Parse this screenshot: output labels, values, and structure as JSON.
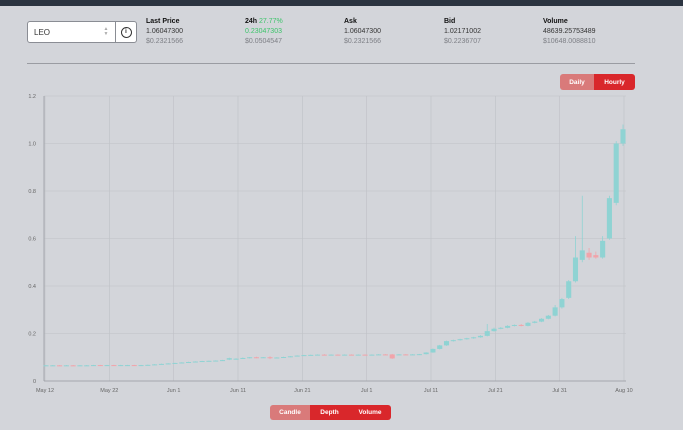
{
  "market": {
    "value": "LEO"
  },
  "stats": {
    "last_price": {
      "label": "Last Price",
      "value": "1.06047300",
      "usd": "$0.2321566"
    },
    "change_24h": {
      "label": "24h",
      "percent": "27.77%",
      "value": "0.23047303",
      "usd": "$0.0504547"
    },
    "ask": {
      "label": "Ask",
      "value": "1.06047300",
      "usd": "$0.2321566"
    },
    "bid": {
      "label": "Bid",
      "value": "1.02171002",
      "usd": "$0.2236707"
    },
    "volume": {
      "label": "Volume",
      "value": "48639.25753489",
      "usd": "$10648.0088810"
    }
  },
  "range_toggle": {
    "daily": "Daily",
    "hourly": "Hourly",
    "active": "hourly"
  },
  "chart_toggle": {
    "candle": "Candle",
    "depth": "Depth",
    "volume": "Volume",
    "active": [
      "depth",
      "volume"
    ]
  },
  "colors": {
    "up": "#8fd3d3",
    "down": "#f1a4aa",
    "accent": "#d9272b",
    "change_positive": "#3cc46a"
  },
  "chart_data": {
    "type": "candlestick",
    "x_ticks": [
      "May 12",
      "May 22",
      "Jun 1",
      "Jun 11",
      "Jun 21",
      "Jul 1",
      "Jul 11",
      "Jul 21",
      "Jul 31",
      "Aug 10"
    ],
    "y_ticks": [
      "0",
      "0.2",
      "0.4",
      "0.6",
      "0.8",
      "1.0",
      "1.2"
    ],
    "ylim": [
      0,
      1.2
    ],
    "grid": true,
    "series": [
      {
        "values": [
          {
            "o": 0.065,
            "c": 0.066,
            "h": 0.067,
            "l": 0.064,
            "dir": "up"
          },
          {
            "o": 0.066,
            "c": 0.066,
            "h": 0.067,
            "l": 0.065,
            "dir": "up"
          },
          {
            "o": 0.066,
            "c": 0.065,
            "h": 0.067,
            "l": 0.064,
            "dir": "down"
          },
          {
            "o": 0.065,
            "c": 0.066,
            "h": 0.067,
            "l": 0.064,
            "dir": "up"
          },
          {
            "o": 0.066,
            "c": 0.065,
            "h": 0.067,
            "l": 0.064,
            "dir": "down"
          },
          {
            "o": 0.065,
            "c": 0.066,
            "h": 0.067,
            "l": 0.064,
            "dir": "up"
          },
          {
            "o": 0.066,
            "c": 0.066,
            "h": 0.067,
            "l": 0.065,
            "dir": "up"
          },
          {
            "o": 0.066,
            "c": 0.067,
            "h": 0.068,
            "l": 0.065,
            "dir": "up"
          },
          {
            "o": 0.067,
            "c": 0.066,
            "h": 0.068,
            "l": 0.065,
            "dir": "down"
          },
          {
            "o": 0.066,
            "c": 0.067,
            "h": 0.068,
            "l": 0.065,
            "dir": "up"
          },
          {
            "o": 0.067,
            "c": 0.066,
            "h": 0.068,
            "l": 0.065,
            "dir": "down"
          },
          {
            "o": 0.066,
            "c": 0.067,
            "h": 0.068,
            "l": 0.065,
            "dir": "up"
          },
          {
            "o": 0.067,
            "c": 0.067,
            "h": 0.068,
            "l": 0.066,
            "dir": "up"
          },
          {
            "o": 0.067,
            "c": 0.066,
            "h": 0.068,
            "l": 0.065,
            "dir": "down"
          },
          {
            "o": 0.066,
            "c": 0.067,
            "h": 0.068,
            "l": 0.065,
            "dir": "up"
          },
          {
            "o": 0.067,
            "c": 0.068,
            "h": 0.069,
            "l": 0.066,
            "dir": "up"
          },
          {
            "o": 0.068,
            "c": 0.07,
            "h": 0.071,
            "l": 0.067,
            "dir": "up"
          },
          {
            "o": 0.07,
            "c": 0.072,
            "h": 0.073,
            "l": 0.069,
            "dir": "up"
          },
          {
            "o": 0.072,
            "c": 0.074,
            "h": 0.075,
            "l": 0.071,
            "dir": "up"
          },
          {
            "o": 0.074,
            "c": 0.076,
            "h": 0.077,
            "l": 0.073,
            "dir": "up"
          },
          {
            "o": 0.076,
            "c": 0.078,
            "h": 0.079,
            "l": 0.075,
            "dir": "up"
          },
          {
            "o": 0.078,
            "c": 0.08,
            "h": 0.081,
            "l": 0.077,
            "dir": "up"
          },
          {
            "o": 0.08,
            "c": 0.082,
            "h": 0.083,
            "l": 0.079,
            "dir": "up"
          },
          {
            "o": 0.082,
            "c": 0.084,
            "h": 0.085,
            "l": 0.081,
            "dir": "up"
          },
          {
            "o": 0.084,
            "c": 0.085,
            "h": 0.086,
            "l": 0.083,
            "dir": "up"
          },
          {
            "o": 0.085,
            "c": 0.086,
            "h": 0.087,
            "l": 0.084,
            "dir": "up"
          },
          {
            "o": 0.086,
            "c": 0.088,
            "h": 0.089,
            "l": 0.085,
            "dir": "up"
          },
          {
            "o": 0.09,
            "c": 0.096,
            "h": 0.098,
            "l": 0.088,
            "dir": "up"
          },
          {
            "o": 0.092,
            "c": 0.094,
            "h": 0.096,
            "l": 0.09,
            "dir": "up"
          },
          {
            "o": 0.094,
            "c": 0.097,
            "h": 0.099,
            "l": 0.093,
            "dir": "up"
          },
          {
            "o": 0.097,
            "c": 0.1,
            "h": 0.101,
            "l": 0.095,
            "dir": "up"
          },
          {
            "o": 0.1,
            "c": 0.098,
            "h": 0.102,
            "l": 0.096,
            "dir": "down"
          },
          {
            "o": 0.098,
            "c": 0.1,
            "h": 0.101,
            "l": 0.097,
            "dir": "up"
          },
          {
            "o": 0.1,
            "c": 0.097,
            "h": 0.104,
            "l": 0.092,
            "dir": "down"
          },
          {
            "o": 0.097,
            "c": 0.099,
            "h": 0.1,
            "l": 0.096,
            "dir": "up"
          },
          {
            "o": 0.099,
            "c": 0.101,
            "h": 0.102,
            "l": 0.098,
            "dir": "up"
          },
          {
            "o": 0.101,
            "c": 0.104,
            "h": 0.105,
            "l": 0.1,
            "dir": "up"
          },
          {
            "o": 0.104,
            "c": 0.107,
            "h": 0.108,
            "l": 0.103,
            "dir": "up"
          },
          {
            "o": 0.107,
            "c": 0.109,
            "h": 0.11,
            "l": 0.106,
            "dir": "up"
          },
          {
            "o": 0.109,
            "c": 0.11,
            "h": 0.111,
            "l": 0.108,
            "dir": "up"
          },
          {
            "o": 0.11,
            "c": 0.111,
            "h": 0.112,
            "l": 0.109,
            "dir": "up"
          },
          {
            "o": 0.111,
            "c": 0.11,
            "h": 0.113,
            "l": 0.109,
            "dir": "down"
          },
          {
            "o": 0.11,
            "c": 0.111,
            "h": 0.112,
            "l": 0.109,
            "dir": "up"
          },
          {
            "o": 0.111,
            "c": 0.11,
            "h": 0.112,
            "l": 0.109,
            "dir": "down"
          },
          {
            "o": 0.11,
            "c": 0.111,
            "h": 0.112,
            "l": 0.109,
            "dir": "up"
          },
          {
            "o": 0.111,
            "c": 0.11,
            "h": 0.112,
            "l": 0.109,
            "dir": "down"
          },
          {
            "o": 0.11,
            "c": 0.111,
            "h": 0.112,
            "l": 0.109,
            "dir": "up"
          },
          {
            "o": 0.111,
            "c": 0.11,
            "h": 0.112,
            "l": 0.109,
            "dir": "down"
          },
          {
            "o": 0.11,
            "c": 0.111,
            "h": 0.112,
            "l": 0.109,
            "dir": "up"
          },
          {
            "o": 0.111,
            "c": 0.112,
            "h": 0.113,
            "l": 0.11,
            "dir": "up"
          },
          {
            "o": 0.112,
            "c": 0.111,
            "h": 0.113,
            "l": 0.11,
            "dir": "down"
          },
          {
            "o": 0.112,
            "c": 0.095,
            "h": 0.114,
            "l": 0.093,
            "dir": "down"
          },
          {
            "o": 0.111,
            "c": 0.112,
            "h": 0.113,
            "l": 0.11,
            "dir": "up"
          },
          {
            "o": 0.112,
            "c": 0.111,
            "h": 0.113,
            "l": 0.11,
            "dir": "down"
          },
          {
            "o": 0.111,
            "c": 0.112,
            "h": 0.113,
            "l": 0.11,
            "dir": "up"
          },
          {
            "o": 0.112,
            "c": 0.113,
            "h": 0.114,
            "l": 0.111,
            "dir": "up"
          },
          {
            "o": 0.113,
            "c": 0.12,
            "h": 0.121,
            "l": 0.112,
            "dir": "up"
          },
          {
            "o": 0.12,
            "c": 0.135,
            "h": 0.137,
            "l": 0.119,
            "dir": "up"
          },
          {
            "o": 0.135,
            "c": 0.15,
            "h": 0.152,
            "l": 0.133,
            "dir": "up"
          },
          {
            "o": 0.15,
            "c": 0.168,
            "h": 0.17,
            "l": 0.148,
            "dir": "up"
          },
          {
            "o": 0.168,
            "c": 0.172,
            "h": 0.174,
            "l": 0.166,
            "dir": "up"
          },
          {
            "o": 0.172,
            "c": 0.176,
            "h": 0.178,
            "l": 0.17,
            "dir": "up"
          },
          {
            "o": 0.176,
            "c": 0.18,
            "h": 0.182,
            "l": 0.174,
            "dir": "up"
          },
          {
            "o": 0.18,
            "c": 0.184,
            "h": 0.186,
            "l": 0.178,
            "dir": "up"
          },
          {
            "o": 0.184,
            "c": 0.19,
            "h": 0.193,
            "l": 0.182,
            "dir": "up"
          },
          {
            "o": 0.19,
            "c": 0.21,
            "h": 0.24,
            "l": 0.188,
            "dir": "up"
          },
          {
            "o": 0.21,
            "c": 0.22,
            "h": 0.225,
            "l": 0.208,
            "dir": "up"
          },
          {
            "o": 0.22,
            "c": 0.224,
            "h": 0.227,
            "l": 0.218,
            "dir": "up"
          },
          {
            "o": 0.224,
            "c": 0.232,
            "h": 0.235,
            "l": 0.222,
            "dir": "up"
          },
          {
            "o": 0.232,
            "c": 0.236,
            "h": 0.238,
            "l": 0.23,
            "dir": "up"
          },
          {
            "o": 0.236,
            "c": 0.232,
            "h": 0.24,
            "l": 0.23,
            "dir": "down"
          },
          {
            "o": 0.232,
            "c": 0.245,
            "h": 0.248,
            "l": 0.23,
            "dir": "up"
          },
          {
            "o": 0.245,
            "c": 0.25,
            "h": 0.253,
            "l": 0.243,
            "dir": "up"
          },
          {
            "o": 0.25,
            "c": 0.262,
            "h": 0.265,
            "l": 0.248,
            "dir": "up"
          },
          {
            "o": 0.262,
            "c": 0.275,
            "h": 0.278,
            "l": 0.26,
            "dir": "up"
          },
          {
            "o": 0.275,
            "c": 0.31,
            "h": 0.32,
            "l": 0.272,
            "dir": "up"
          },
          {
            "o": 0.31,
            "c": 0.345,
            "h": 0.35,
            "l": 0.305,
            "dir": "up"
          },
          {
            "o": 0.35,
            "c": 0.42,
            "h": 0.425,
            "l": 0.345,
            "dir": "up"
          },
          {
            "o": 0.42,
            "c": 0.52,
            "h": 0.61,
            "l": 0.415,
            "dir": "up"
          },
          {
            "o": 0.51,
            "c": 0.55,
            "h": 0.78,
            "l": 0.5,
            "dir": "up"
          },
          {
            "o": 0.54,
            "c": 0.52,
            "h": 0.56,
            "l": 0.51,
            "dir": "down"
          },
          {
            "o": 0.53,
            "c": 0.52,
            "h": 0.545,
            "l": 0.515,
            "dir": "down"
          },
          {
            "o": 0.52,
            "c": 0.59,
            "h": 0.61,
            "l": 0.515,
            "dir": "up"
          },
          {
            "o": 0.6,
            "c": 0.77,
            "h": 0.78,
            "l": 0.595,
            "dir": "up"
          },
          {
            "o": 0.75,
            "c": 1.0,
            "h": 1.01,
            "l": 0.74,
            "dir": "up"
          },
          {
            "o": 1.0,
            "c": 1.06,
            "h": 1.08,
            "l": 0.99,
            "dir": "up"
          }
        ]
      }
    ]
  }
}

* [REQUIREMENT]: In the entries above, find each line with the string "values" and copy it.

* [SOLUTION TO THIS PROBLEM]:
Parse this screenshot: output labels, values, and structure as JSON.
        "values": [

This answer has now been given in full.